WHAT IS NEEDED: Look through the material below for "부가가치세". Copy every line that contains it.

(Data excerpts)
■ ■ ■ ■ ■ ■ ■

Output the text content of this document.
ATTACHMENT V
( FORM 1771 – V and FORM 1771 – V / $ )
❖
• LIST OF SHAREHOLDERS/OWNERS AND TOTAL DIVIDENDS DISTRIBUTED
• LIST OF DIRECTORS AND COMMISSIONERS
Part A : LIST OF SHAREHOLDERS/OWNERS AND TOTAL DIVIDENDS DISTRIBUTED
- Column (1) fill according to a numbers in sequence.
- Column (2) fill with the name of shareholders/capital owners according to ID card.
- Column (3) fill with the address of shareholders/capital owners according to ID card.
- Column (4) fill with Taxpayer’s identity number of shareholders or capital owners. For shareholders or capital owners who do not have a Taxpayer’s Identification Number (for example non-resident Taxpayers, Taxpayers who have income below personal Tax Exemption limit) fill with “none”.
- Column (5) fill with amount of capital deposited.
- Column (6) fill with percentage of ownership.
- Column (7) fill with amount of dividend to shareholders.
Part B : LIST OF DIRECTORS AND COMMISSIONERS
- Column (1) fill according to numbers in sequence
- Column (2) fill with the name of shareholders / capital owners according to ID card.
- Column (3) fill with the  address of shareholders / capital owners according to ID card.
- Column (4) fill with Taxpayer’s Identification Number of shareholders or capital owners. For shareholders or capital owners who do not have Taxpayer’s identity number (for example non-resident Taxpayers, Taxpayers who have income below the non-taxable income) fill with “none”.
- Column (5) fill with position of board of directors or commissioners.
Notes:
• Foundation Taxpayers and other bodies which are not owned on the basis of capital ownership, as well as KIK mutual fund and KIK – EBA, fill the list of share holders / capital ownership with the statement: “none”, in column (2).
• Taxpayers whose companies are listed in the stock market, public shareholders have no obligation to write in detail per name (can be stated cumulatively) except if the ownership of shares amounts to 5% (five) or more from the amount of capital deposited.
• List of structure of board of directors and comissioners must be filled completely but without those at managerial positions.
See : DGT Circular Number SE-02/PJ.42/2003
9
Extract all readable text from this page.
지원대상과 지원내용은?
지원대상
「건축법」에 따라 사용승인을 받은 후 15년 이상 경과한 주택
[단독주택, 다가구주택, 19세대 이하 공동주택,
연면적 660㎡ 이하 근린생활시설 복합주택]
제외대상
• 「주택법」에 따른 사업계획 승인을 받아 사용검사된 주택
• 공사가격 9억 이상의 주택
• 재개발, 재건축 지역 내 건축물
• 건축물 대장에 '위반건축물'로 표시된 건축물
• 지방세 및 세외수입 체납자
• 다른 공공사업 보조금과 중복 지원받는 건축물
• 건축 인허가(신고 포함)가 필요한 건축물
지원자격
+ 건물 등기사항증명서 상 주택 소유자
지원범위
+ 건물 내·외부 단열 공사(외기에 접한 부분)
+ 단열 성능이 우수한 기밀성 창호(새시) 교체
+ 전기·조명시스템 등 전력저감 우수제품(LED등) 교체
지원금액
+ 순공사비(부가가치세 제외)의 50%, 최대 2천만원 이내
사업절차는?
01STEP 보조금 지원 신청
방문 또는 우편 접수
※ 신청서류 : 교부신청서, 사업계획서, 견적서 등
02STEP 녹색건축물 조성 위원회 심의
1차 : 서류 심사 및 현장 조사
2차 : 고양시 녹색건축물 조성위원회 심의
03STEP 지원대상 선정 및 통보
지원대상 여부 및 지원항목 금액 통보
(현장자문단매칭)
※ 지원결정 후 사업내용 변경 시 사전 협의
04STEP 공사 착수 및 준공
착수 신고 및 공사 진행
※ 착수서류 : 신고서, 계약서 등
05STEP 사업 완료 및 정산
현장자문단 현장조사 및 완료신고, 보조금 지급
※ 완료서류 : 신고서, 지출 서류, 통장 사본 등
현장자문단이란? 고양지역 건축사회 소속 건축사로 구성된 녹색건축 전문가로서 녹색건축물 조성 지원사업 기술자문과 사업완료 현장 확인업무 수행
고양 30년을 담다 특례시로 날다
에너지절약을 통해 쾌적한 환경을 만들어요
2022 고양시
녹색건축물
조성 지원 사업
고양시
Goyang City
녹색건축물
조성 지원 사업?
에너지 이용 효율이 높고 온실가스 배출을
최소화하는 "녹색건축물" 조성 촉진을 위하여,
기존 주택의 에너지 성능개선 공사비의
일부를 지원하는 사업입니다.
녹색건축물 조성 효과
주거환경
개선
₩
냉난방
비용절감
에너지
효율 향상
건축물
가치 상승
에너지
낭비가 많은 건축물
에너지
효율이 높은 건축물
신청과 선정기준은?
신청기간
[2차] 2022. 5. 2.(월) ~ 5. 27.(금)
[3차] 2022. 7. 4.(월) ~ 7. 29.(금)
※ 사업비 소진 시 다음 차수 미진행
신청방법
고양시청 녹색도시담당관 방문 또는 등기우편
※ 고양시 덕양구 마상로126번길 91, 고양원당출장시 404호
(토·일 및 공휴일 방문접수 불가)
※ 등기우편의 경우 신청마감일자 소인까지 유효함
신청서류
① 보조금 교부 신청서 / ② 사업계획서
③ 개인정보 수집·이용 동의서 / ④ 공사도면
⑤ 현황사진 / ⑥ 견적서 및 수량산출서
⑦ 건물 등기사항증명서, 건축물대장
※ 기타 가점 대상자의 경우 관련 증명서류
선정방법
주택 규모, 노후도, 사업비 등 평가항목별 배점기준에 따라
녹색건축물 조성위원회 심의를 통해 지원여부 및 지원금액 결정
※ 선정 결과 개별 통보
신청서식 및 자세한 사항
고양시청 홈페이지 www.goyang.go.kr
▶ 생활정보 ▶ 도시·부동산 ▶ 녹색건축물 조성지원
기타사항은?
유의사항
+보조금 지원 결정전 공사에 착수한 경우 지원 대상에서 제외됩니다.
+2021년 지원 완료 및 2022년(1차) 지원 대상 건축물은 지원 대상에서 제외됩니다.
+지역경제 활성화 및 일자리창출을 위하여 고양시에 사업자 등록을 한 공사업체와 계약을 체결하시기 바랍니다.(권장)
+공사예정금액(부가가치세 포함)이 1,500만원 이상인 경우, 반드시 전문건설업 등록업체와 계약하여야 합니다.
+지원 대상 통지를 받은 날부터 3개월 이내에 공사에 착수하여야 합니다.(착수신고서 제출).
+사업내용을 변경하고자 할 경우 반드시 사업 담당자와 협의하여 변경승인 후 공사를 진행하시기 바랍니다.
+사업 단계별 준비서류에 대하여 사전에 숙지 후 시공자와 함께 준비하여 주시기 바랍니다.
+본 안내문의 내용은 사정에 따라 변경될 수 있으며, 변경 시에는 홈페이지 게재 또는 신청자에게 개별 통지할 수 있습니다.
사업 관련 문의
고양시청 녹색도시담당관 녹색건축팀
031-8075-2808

■ ■ ■ ■ ■ ■ ■

COMPLETE RESPONSE:
+ 순공사비(부가가치세 제외)의 50%, 최대 2천만원 이내
+공사예정금액(부가가치세 포함)이 1,500만원 이상인 경우, 반드시 전문건설업 등록업체와 계약하여야 합니다.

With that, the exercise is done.